**REQUIREMENTS**
Reproduce all of the material exactly as shown.

**DATASET RECORDS**
— start —
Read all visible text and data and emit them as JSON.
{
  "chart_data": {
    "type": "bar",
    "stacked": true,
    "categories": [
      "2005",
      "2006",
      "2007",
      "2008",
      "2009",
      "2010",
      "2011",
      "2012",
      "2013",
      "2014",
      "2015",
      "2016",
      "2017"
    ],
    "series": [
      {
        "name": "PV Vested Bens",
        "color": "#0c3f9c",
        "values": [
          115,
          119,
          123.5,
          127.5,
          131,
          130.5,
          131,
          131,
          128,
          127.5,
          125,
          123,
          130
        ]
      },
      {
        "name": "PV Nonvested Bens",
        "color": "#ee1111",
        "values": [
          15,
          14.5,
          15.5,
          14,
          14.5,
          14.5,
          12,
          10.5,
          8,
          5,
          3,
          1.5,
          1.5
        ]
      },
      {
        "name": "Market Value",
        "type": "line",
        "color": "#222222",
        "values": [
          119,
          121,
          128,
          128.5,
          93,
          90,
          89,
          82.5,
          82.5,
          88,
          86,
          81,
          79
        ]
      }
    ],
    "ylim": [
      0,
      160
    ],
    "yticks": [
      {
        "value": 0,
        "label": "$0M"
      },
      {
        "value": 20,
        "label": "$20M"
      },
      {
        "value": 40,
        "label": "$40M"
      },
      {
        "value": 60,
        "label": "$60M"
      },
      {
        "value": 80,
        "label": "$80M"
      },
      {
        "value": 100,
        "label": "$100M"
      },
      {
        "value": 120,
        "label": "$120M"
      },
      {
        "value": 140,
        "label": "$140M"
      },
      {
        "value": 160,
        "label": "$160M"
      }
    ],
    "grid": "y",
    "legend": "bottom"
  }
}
— end —
**EXERCISE OUTPUT**
Read all visible text and data and emit them as JSON.
{
  "chart_data": {
    "type": "bar",
    "stacked": true,
    "categories": [
      "2005",
      "2006",
      "2007",
      "2008",
      "2009",
      "2010",
      "2011",
      "2012",
      "2013",
      "2014",
      "2015",
      "2016",
      "2017"
    ],
    "series": [
      {
        "name": "PV Vested Bens",
        "color": "#0c3f9c",
        "values": [
          115,
          119,
          123.5,
          127.5,
          131,
          130.5,
          131,
          131,
          128,
          127.5,
          125,
          123,
          130
        ]
      },
      {
        "name": "PV Nonvested Bens",
        "color": "#ee1111",
        "values": [
          15,
          14.5,
          15.5,
          14,
          14.5,
          14.5,
          12,
          10.5,
          8,
          5,
          3,
          1.5,
          1.5
        ]
      },
      {
        "name": "Market Value",
        "type": "line",
        "color": "#222222",
        "values": [
          119,
          121,
          128,
          128.5,
          93,
          90,
          89,
          82.5,
          82.5,
          88,
          86,
          81,
          79
        ]
      }
    ],
    "ylim": [
      0,
      160
    ],
    "yticks": [
      {
        "value": 0,
        "label": "$0M"
      },
      {
        "value": 20,
        "label": "$20M"
      },
      {
        "value": 40,
        "label": "$40M"
      },
      {
        "value": 60,
        "label": "$60M"
      },
      {
        "value": 80,
        "label": "$80M"
      },
      {
        "value": 100,
        "label": "$100M"
      },
      {
        "value": 120,
        "label": "$120M"
      },
      {
        "value": 140,
        "label": "$140M"
      },
      {
        "value": 160,
        "label": "$160M"
      }
    ],
    "grid": "y",
    "legend": "bottom"
  }
}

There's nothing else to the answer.